STATED GOAL 1.
Can you identify every line in the records that contains the string "with"? Copy each such line out, and treat case as significant.

PROVIDED TEXT.
-*-*-
Let me paint a pitcure: Maybe 80% of all the signs are in a foriegn language, and the Grocery store clerks around you don't speak engilsh... so its next to impossible for you to do buisness in your town, you have to go elsewhere for your bread.  There are gangs running the streets in your town, tagging your walls, and the city/township/whatever says that YOU are responsible for painting over it every other week. You look out and the homes around you have 4-6 families living in a 2 bedroom house... not a condition exactly up to snuff with anything that DCFS would find acceptable in a "normal" neighborhood... and speaking of neighborhood there is certainly no _sense_ of neighborhood or community... if something happens, no one sees it... so the crime rate is high, and the arrest rate is low... no one wants to talk to the police, they might find out about the 6 illegal aliens living in a closet in their basement... these are examples of the types of neighborhoods I mean... you can certainly insert any race or group, from the russians and poles, to the hispanics or asians... race isnt so much of an issue as the types of things I mentioned... 

and if you don't live in one of those such neighborhoods...

Would you honestly move there?
​


----------



## Amazon (Feb 15, 2007)

Cryozombie said:


> Ah, yes, but you see that is an addition to this:
> 
> 
> 
> My statement was that Violating A law makes you a criminal. Now perhaps that is not saying "all Sneeds are Flumps, but not all Flumps are Sneeds"... but thats just my perspective on this.


 
You said very clearly that saying it was not a criminal matter would not stand up to the "reasonable person test'.  Obviously making your point that you believe it to be a criminal matter.  Playing semantics is rather difficult when your original statment was extremely clear.


----------



## Cryozombie (Feb 15, 2007)

Amazon said:


> You said very clearly that saying it was not a criminal matter would not stand up to the "reasonable person test'.  Obviously making your point that you believe it to be a criminal matter.  Playing semantics is rather difficult when your original statment was extremely clear.



If you don't want to play semantics, then you better stop quoting a portion of what I said and changing its meaning by exclusion.

If you look back at that post you keep (mis)quoting me from, you will see that my comment about the resonable person test was not about whether or not  immigration was a crime, but rather a response to Bushidomartialarts claim that no one was saying it wasnt...

If I may be so bold as to quote what I said as a whole...



> So if the argument is that it's*not* a criminal matter, and that labeling the people who violate it as criminals is wrong... well, I dunno if it would stand the reasonable person test, but... that sounds a lot like someone arguing that it isn't a crime to me.



Notice this part:



> well, I dunno if it would stand the reasonable person test, but... that sounds a lot like someone arguing that it isn't a crime to me.



And you clearly see if you do not OMIT the portion you did that reads 



> that sounds a lot like someone arguing that it isn't a crime to me.



You see that the comment about the reasonable person test is NOT aboout what you keep claiming I said.

Thanks for playing, tho.


----------



## 5-0 Kenpo (Feb 15, 2007)

I have a question:  For those of you stating that illegal immigration is not wrong, then why "force" those same illegals to become citizens, or offer a path to citizenship (a la Bush).
-*-*-
STATED GOAL 2.
Could you reproduce, word for word, the passage of the forum thread above that runs from "If you don't want" up to and including "as a whole..."?
-*-*-
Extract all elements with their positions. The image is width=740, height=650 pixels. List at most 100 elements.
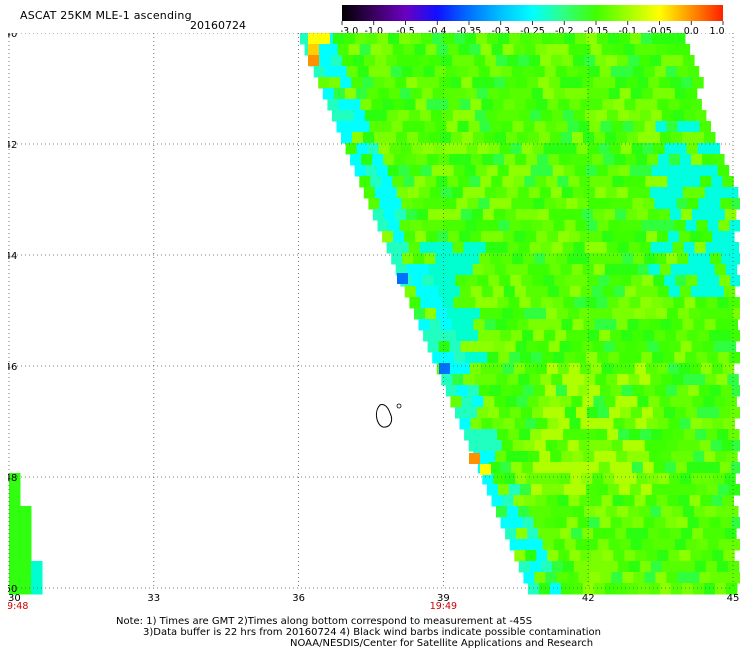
swath-cell xyxy=(610,198,622,210)
swath-cell xyxy=(597,220,609,232)
swath-cell xyxy=(20,528,32,540)
swath-cell xyxy=(711,363,724,375)
swath-cell xyxy=(430,55,442,67)
swath-cell xyxy=(715,319,727,331)
swath-cell xyxy=(670,396,682,408)
swath-cell xyxy=(626,528,638,540)
swath-cell xyxy=(657,286,670,298)
swath-cell xyxy=(659,264,672,276)
swath-cell xyxy=(704,132,716,144)
swath-cell xyxy=(392,44,405,56)
swath-cell xyxy=(714,583,727,595)
swath-cell xyxy=(512,253,524,265)
colorbar-label: -1.0 xyxy=(364,26,383,35)
swath-cell xyxy=(468,440,481,452)
swath-cell xyxy=(650,110,663,122)
swath-cell xyxy=(536,99,548,111)
swath-cell xyxy=(590,363,603,375)
swath-cell xyxy=(701,231,713,243)
swath-cell xyxy=(600,253,612,265)
swath-cell xyxy=(575,539,588,551)
swath-cell xyxy=(513,176,525,188)
swath-cell xyxy=(645,176,657,188)
swath-cell xyxy=(659,528,671,540)
swath-cell xyxy=(611,440,624,452)
swath-cell xyxy=(720,330,732,342)
swath-cell xyxy=(20,550,32,562)
swath-cell xyxy=(474,110,487,122)
swath-cell xyxy=(558,231,570,243)
swath-cell xyxy=(654,385,667,397)
swath-cell xyxy=(605,132,617,144)
swath-cell xyxy=(597,539,610,551)
swath-cell xyxy=(580,286,593,298)
swath-cell xyxy=(370,176,382,188)
swath-cell xyxy=(479,121,491,133)
swath-cell xyxy=(431,165,444,177)
swath-cell xyxy=(492,418,504,430)
swath-cell xyxy=(619,220,631,232)
swath-cell xyxy=(419,110,432,122)
swath-cell xyxy=(692,396,704,408)
swath-cell xyxy=(575,352,587,364)
swath-cell xyxy=(585,297,597,309)
swath-cell xyxy=(616,319,628,331)
swath-cell xyxy=(592,154,604,166)
swath-cell xyxy=(700,363,713,375)
swath-cell xyxy=(593,264,606,276)
swath-cell xyxy=(698,198,710,210)
swath-cell xyxy=(399,88,412,100)
swath-cell xyxy=(680,209,693,221)
swath-cell xyxy=(689,363,702,375)
swath-cell xyxy=(575,220,587,232)
swath-cell xyxy=(560,583,573,595)
swath-cell xyxy=(668,550,680,562)
swath-cell xyxy=(611,572,623,584)
swath-cell xyxy=(688,440,701,452)
swath-cell xyxy=(590,176,602,188)
swath-cell xyxy=(728,297,740,309)
swath-cell xyxy=(448,286,461,298)
swath-cell xyxy=(541,429,553,441)
swath-cell xyxy=(692,528,704,540)
swath-cell xyxy=(573,55,585,67)
swath-cell xyxy=(571,77,583,89)
swath-cell xyxy=(488,407,500,419)
swath-cell xyxy=(580,99,592,111)
swath-cell xyxy=(689,308,701,320)
swath-cell xyxy=(480,363,493,375)
swath-cell xyxy=(634,44,647,56)
swath-cell xyxy=(448,99,460,111)
swath-cell xyxy=(606,506,618,518)
swath-cell xyxy=(462,187,475,199)
swath-cell xyxy=(655,121,667,133)
swath-cell xyxy=(458,363,471,375)
swath-cell xyxy=(695,429,707,441)
swath-cell xyxy=(543,462,556,474)
swath-cell xyxy=(731,385,740,397)
swath-cell xyxy=(414,44,427,56)
swath-cell xyxy=(705,242,718,254)
swath-cell xyxy=(663,33,675,45)
swath-cell xyxy=(652,220,664,232)
swath-cell xyxy=(568,308,580,320)
swath-cell xyxy=(572,451,584,463)
swath-cell xyxy=(468,253,480,265)
swath-cell xyxy=(579,308,591,320)
swath-cell xyxy=(705,374,717,386)
swath-cell xyxy=(439,363,450,374)
swath-cell xyxy=(420,165,433,177)
swath-cell xyxy=(631,275,643,287)
swath-cell xyxy=(527,396,539,408)
swath-cell xyxy=(655,572,667,584)
swath-cell xyxy=(724,209,737,221)
swath-cell xyxy=(555,517,568,529)
swath-cell xyxy=(443,33,455,45)
swath-cell xyxy=(478,330,490,342)
swath-cell xyxy=(430,110,443,122)
swath-cell xyxy=(665,330,677,342)
swath-cell xyxy=(574,484,587,496)
swath-cell xyxy=(424,253,436,265)
swath-cell xyxy=(562,55,574,67)
swath-cell xyxy=(591,286,604,298)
-*-*-
CORRECT ANSWER 1.
Extract all elements with their positions. The image is width=740, height=650 pixels. List at most 100 elements.

CORRECT ANSWER 2.
If you don't want to play semantics, then you better stop quoting a portion of what I said and changing its meaning by exclusion.

If you look back at that post you keep (mis)quoting me from, you will see that my comment about the resonable person test was not about whether or not  immigration was a crime, but rather a response to Bushidomartialarts claim that no one was saying it wasnt...

If I may be so bold as to quote what I said as a whole...